— START LISTED ENTRIES —
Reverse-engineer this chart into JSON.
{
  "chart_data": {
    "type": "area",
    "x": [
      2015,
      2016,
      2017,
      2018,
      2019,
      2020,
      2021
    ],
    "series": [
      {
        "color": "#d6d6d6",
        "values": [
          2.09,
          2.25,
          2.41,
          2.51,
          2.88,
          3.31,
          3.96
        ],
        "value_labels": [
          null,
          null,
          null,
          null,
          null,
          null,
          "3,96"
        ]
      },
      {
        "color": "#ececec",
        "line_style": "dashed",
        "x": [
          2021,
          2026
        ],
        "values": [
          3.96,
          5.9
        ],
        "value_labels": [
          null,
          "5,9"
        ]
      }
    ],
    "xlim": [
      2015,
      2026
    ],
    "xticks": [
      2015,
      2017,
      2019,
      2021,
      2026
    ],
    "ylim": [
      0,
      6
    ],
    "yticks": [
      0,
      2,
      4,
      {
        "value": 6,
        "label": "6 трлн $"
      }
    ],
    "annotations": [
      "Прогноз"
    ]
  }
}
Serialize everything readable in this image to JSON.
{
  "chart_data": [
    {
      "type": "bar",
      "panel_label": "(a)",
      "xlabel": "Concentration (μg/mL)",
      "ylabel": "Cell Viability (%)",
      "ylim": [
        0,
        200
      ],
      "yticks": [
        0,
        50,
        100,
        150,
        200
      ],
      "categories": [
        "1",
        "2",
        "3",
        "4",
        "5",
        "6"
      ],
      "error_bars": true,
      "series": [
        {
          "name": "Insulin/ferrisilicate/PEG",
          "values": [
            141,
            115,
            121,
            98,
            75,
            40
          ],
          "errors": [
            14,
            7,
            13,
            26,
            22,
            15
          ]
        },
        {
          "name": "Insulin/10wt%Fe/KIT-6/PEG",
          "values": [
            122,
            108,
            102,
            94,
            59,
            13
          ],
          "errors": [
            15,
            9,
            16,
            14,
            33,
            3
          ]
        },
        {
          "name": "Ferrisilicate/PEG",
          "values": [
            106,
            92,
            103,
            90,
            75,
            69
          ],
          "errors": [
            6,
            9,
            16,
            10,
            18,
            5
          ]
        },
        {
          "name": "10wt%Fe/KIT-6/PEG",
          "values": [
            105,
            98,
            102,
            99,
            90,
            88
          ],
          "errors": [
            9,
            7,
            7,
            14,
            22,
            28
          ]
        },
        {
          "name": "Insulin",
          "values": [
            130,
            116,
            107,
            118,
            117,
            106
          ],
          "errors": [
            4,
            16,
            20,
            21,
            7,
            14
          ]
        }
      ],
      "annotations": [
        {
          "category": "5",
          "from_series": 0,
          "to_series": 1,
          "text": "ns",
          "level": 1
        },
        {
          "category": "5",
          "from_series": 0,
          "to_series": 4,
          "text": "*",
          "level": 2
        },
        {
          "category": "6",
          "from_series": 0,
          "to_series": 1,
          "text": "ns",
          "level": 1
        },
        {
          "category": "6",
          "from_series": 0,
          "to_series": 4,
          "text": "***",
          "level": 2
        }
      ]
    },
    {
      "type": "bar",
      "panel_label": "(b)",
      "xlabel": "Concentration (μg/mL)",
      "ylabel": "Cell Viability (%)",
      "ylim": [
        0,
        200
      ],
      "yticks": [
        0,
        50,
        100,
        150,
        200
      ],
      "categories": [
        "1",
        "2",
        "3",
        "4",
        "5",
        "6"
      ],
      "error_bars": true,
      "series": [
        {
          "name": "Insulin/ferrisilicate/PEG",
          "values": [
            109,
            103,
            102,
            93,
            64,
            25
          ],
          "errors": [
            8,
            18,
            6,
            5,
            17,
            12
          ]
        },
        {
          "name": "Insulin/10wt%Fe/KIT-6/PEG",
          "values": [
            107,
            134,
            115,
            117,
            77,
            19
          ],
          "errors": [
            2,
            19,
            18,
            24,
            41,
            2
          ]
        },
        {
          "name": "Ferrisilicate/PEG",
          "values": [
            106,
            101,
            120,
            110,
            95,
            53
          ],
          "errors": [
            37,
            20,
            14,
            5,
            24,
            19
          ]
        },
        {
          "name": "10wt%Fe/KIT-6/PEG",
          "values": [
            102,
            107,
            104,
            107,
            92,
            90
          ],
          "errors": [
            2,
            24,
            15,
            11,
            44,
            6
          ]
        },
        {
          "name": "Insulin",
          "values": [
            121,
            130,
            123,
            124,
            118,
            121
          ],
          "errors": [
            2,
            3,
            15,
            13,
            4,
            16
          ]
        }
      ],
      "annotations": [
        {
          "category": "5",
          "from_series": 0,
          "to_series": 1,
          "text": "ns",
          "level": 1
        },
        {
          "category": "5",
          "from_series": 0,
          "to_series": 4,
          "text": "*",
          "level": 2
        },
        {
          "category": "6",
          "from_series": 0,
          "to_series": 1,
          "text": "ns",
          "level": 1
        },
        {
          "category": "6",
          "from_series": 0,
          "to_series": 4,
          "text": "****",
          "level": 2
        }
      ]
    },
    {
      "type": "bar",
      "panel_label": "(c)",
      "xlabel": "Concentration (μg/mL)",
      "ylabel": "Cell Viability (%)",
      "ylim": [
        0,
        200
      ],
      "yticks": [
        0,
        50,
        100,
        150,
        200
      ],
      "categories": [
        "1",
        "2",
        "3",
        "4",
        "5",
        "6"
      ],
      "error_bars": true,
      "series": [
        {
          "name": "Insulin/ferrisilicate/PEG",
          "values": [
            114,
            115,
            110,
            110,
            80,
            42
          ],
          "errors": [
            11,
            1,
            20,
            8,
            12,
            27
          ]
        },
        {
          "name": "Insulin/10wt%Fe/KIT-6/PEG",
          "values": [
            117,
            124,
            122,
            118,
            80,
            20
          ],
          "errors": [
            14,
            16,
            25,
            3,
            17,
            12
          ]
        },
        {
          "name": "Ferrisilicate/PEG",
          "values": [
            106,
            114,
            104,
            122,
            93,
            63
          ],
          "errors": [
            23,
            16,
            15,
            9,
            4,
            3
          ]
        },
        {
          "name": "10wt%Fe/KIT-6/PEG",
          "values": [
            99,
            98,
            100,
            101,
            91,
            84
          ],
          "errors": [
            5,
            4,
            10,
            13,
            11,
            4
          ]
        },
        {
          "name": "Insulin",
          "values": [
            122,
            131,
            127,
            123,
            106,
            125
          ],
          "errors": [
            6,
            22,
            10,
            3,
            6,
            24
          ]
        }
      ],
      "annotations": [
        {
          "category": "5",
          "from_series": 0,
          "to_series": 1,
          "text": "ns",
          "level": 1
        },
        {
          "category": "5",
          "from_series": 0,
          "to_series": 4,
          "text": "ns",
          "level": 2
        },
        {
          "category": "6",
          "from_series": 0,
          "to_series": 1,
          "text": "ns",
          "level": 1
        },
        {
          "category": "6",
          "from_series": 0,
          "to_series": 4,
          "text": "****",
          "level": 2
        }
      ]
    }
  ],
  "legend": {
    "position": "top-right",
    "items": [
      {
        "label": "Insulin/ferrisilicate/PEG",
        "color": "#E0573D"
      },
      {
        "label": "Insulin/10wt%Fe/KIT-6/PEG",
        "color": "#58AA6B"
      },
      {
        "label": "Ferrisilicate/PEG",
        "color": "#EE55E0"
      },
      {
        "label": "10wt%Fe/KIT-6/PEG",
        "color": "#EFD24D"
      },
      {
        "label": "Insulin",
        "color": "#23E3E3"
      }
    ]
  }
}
— END LISTED ENTRIES —
EXERCISE REQUIREMENTS: Each line above that includes "this" should be shown.

PROBLEM SOLUTION:
Reverse-engineer this chart into JSON.
Serialize everything readable in this image to JSON.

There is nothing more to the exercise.